Exactly as they appear, output all of the entries.

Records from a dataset
*****
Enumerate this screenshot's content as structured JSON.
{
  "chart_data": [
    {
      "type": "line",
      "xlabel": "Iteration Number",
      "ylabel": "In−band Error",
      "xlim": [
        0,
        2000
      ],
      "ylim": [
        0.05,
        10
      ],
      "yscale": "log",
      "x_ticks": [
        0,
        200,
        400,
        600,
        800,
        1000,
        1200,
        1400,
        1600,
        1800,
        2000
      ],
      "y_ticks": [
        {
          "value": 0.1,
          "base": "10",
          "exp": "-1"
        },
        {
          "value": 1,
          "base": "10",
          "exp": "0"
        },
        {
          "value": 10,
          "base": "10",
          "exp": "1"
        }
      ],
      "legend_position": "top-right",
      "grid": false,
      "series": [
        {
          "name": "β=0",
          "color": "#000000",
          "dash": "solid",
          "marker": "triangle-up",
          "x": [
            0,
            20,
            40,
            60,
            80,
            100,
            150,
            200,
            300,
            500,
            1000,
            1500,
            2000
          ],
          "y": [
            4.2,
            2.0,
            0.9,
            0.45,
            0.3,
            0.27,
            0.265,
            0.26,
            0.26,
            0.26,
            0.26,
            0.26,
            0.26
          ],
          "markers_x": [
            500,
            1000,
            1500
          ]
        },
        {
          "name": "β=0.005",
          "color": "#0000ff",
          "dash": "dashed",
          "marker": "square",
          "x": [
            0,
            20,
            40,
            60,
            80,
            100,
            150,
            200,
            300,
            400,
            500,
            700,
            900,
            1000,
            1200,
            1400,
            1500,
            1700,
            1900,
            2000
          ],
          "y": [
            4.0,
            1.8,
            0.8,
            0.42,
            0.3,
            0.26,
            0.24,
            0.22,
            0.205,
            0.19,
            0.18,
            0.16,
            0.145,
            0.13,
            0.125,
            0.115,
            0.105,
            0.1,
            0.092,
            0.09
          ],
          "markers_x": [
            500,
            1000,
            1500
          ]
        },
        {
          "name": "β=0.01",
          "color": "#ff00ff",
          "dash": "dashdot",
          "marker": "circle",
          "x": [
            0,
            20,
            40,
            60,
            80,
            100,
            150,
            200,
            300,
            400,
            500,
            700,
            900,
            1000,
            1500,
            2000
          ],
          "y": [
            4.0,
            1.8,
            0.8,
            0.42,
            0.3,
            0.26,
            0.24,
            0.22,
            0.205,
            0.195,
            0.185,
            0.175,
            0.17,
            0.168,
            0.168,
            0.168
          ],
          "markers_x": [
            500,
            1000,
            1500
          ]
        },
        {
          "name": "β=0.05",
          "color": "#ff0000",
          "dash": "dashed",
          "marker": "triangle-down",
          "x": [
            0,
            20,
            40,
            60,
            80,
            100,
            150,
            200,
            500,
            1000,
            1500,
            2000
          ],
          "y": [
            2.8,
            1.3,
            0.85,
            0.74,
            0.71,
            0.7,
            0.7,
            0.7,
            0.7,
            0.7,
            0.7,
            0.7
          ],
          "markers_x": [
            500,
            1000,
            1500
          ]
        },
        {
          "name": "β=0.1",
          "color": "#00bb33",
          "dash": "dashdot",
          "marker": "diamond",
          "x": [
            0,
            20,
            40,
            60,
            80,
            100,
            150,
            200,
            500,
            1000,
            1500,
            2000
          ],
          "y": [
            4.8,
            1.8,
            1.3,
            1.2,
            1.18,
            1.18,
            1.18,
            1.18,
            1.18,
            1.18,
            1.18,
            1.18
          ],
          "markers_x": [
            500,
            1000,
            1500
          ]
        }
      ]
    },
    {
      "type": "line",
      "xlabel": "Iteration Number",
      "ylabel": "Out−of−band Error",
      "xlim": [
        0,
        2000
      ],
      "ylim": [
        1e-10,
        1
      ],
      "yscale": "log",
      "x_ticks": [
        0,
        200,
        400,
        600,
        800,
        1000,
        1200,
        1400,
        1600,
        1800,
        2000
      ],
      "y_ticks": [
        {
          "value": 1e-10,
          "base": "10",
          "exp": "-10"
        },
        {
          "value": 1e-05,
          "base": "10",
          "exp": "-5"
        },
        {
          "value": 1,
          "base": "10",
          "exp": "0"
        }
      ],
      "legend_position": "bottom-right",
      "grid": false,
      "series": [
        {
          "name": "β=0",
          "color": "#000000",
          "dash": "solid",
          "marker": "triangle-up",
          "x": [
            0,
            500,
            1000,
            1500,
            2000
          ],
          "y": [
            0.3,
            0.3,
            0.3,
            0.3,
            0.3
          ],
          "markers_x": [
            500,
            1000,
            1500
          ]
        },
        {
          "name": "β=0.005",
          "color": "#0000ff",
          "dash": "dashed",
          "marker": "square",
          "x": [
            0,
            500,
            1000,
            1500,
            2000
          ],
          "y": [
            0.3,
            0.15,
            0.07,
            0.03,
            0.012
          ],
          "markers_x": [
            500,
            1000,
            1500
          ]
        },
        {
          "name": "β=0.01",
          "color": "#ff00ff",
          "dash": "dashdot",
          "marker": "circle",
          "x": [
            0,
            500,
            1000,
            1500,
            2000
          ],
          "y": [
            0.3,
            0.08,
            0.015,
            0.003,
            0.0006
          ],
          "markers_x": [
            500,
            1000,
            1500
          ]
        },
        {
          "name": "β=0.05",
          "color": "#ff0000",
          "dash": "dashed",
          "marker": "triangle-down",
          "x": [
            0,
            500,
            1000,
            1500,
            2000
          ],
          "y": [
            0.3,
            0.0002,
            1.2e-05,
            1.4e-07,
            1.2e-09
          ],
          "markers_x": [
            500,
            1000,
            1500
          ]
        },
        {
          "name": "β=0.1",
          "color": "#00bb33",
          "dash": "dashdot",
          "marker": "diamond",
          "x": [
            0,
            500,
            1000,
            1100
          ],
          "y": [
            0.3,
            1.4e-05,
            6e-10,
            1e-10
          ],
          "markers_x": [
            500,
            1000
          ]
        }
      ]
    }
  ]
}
*****
_The response_
Enumerate this screenshot's content as structured JSON.
{
  "chart_data": [
    {
      "type": "line",
      "xlabel": "Iteration Number",
      "ylabel": "In−band Error",
      "xlim": [
        0,
        2000
      ],
      "ylim": [
        0.05,
        10
      ],
      "yscale": "log",
      "x_ticks": [
        0,
        200,
        400,
        600,
        800,
        1000,
        1200,
        1400,
        1600,
        1800,
        2000
      ],
      "y_ticks": [
        {
          "value": 0.1,
          "base": "10",
          "exp": "-1"
        },
        {
          "value": 1,
          "base": "10",
          "exp": "0"
        },
        {
          "value": 10,
          "base": "10",
          "exp": "1"
        }
      ],
      "legend_position": "top-right",
      "grid": false,
      "series": [
        {
          "name": "β=0",
          "color": "#000000",
          "dash": "solid",
          "marker": "triangle-up",
          "x": [
            0,
            20,
            40,
            60,
            80,
            100,
            150,
            200,
            300,
            500,
            1000,
            1500,
            2000
          ],
          "y": [
            4.2,
            2.0,
            0.9,
            0.45,
            0.3,
            0.27,
            0.265,
            0.26,
            0.26,
            0.26,
            0.26,
            0.26,
            0.26
          ],
          "markers_x": [
            500,
            1000,
            1500
          ]
        },
        {
          "name": "β=0.005",
          "color": "#0000ff",
          "dash": "dashed",
          "marker": "square",
          "x": [
            0,
            20,
            40,
            60,
            80,
            100,
            150,
            200,
            300,
            400,
            500,
            700,
            900,
            1000,
            1200,
            1400,
            1500,
            1700,
            1900,
            2000
          ],
          "y": [
            4.0,
            1.8,
            0.8,
            0.42,
            0.3,
            0.26,
            0.24,
            0.22,
            0.205,
            0.19,
            0.18,
            0.16,
            0.145,
            0.13,
            0.125,
            0.115,
            0.105,
            0.1,
            0.092,
            0.09
          ],
          "markers_x": [
            500,
            1000,
            1500
          ]
        },
        {
          "name": "β=0.01",
          "color": "#ff00ff",
          "dash": "dashdot",
          "marker": "circle",
          "x": [
            0,
            20,
            40,
            60,
            80,
            100,
            150,
            200,
            300,
            400,
            500,
            700,
            900,
            1000,
            1500,
            2000
          ],
          "y": [
            4.0,
            1.8,
            0.8,
            0.42,
            0.3,
            0.26,
            0.24,
            0.22,
            0.205,
            0.195,
            0.185,
            0.175,
            0.17,
            0.168,
            0.168,
            0.168
          ],
          "markers_x": [
            500,
            1000,
            1500
          ]
        },
        {
          "name": "β=0.05",
          "color": "#ff0000",
          "dash": "dashed",
          "marker": "triangle-down",
          "x": [
            0,
            20,
            40,
            60,
            80,
            100,
            150,
            200,
            500,
            1000,
            1500,
            2000
          ],
          "y": [
            2.8,
            1.3,
            0.85,
            0.74,
            0.71,
            0.7,
            0.7,
            0.7,
            0.7,
            0.7,
            0.7,
            0.7
          ],
          "markers_x": [
            500,
            1000,
            1500
          ]
        },
        {
          "name": "β=0.1",
          "color": "#00bb33",
          "dash": "dashdot",
          "marker": "diamond",
          "x": [
            0,
            20,
            40,
            60,
            80,
            100,
            150,
            200,
            500,
            1000,
            1500,
            2000
          ],
          "y": [
            4.8,
            1.8,
            1.3,
            1.2,
            1.18,
            1.18,
            1.18,
            1.18,
            1.18,
            1.18,
            1.18,
            1.18
          ],
          "markers_x": [
            500,
            1000,
            1500
          ]
        }
      ]
    },
    {
      "type": "line",
      "xlabel": "Iteration Number",
      "ylabel": "Out−of−band Error",
      "xlim": [
        0,
        2000
      ],
      "ylim": [
        1e-10,
        1
      ],
      "yscale": "log",
      "x_ticks": [
        0,
        200,
        400,
        600,
        800,
        1000,
        1200,
        1400,
        1600,
        1800,
        2000
      ],
      "y_ticks": [
        {
          "value": 1e-10,
          "base": "10",
          "exp": "-10"
        },
        {
          "value": 1e-05,
          "base": "10",
          "exp": "-5"
        },
        {
          "value": 1,
          "base": "10",
          "exp": "0"
        }
      ],
      "legend_position": "bottom-right",
      "grid": false,
      "series": [
        {
          "name": "β=0",
          "color": "#000000",
          "dash": "solid",
          "marker": "triangle-up",
          "x": [
            0,
            500,
            1000,
            1500,
            2000
          ],
          "y": [
            0.3,
            0.3,
            0.3,
            0.3,
            0.3
          ],
          "markers_x": [
            500,
            1000,
            1500
          ]
        },
        {
          "name": "β=0.005",
          "color": "#0000ff",
          "dash": "dashed",
          "marker": "square",
          "x": [
            0,
            500,
            1000,
            1500,
            2000
          ],
          "y": [
            0.3,
            0.15,
            0.07,
            0.03,
            0.012
          ],
          "markers_x": [
            500,
            1000,
            1500
          ]
        },
        {
          "name": "β=0.01",
          "color": "#ff00ff",
          "dash": "dashdot",
          "marker": "circle",
          "x": [
            0,
            500,
            1000,
            1500,
            2000
          ],
          "y": [
            0.3,
            0.08,
            0.015,
            0.003,
            0.0006
          ],
          "markers_x": [
            500,
            1000,
            1500
          ]
        },
        {
          "name": "β=0.05",
          "color": "#ff0000",
          "dash": "dashed",
          "marker": "triangle-down",
          "x": [
            0,
            500,
            1000,
            1500,
            2000
          ],
          "y": [
            0.3,
            0.0002,
            1.2e-05,
            1.4e-07,
            1.2e-09
          ],
          "markers_x": [
            500,
            1000,
            1500
          ]
        },
        {
          "name": "β=0.1",
          "color": "#00bb33",
          "dash": "dashdot",
          "marker": "diamond",
          "x": [
            0,
            500,
            1000,
            1100
          ],
          "y": [
            0.3,
            1.4e-05,
            6e-10,
            1e-10
          ],
          "markers_x": [
            500,
            1000
          ]
        }
      ]
    }
  ]
}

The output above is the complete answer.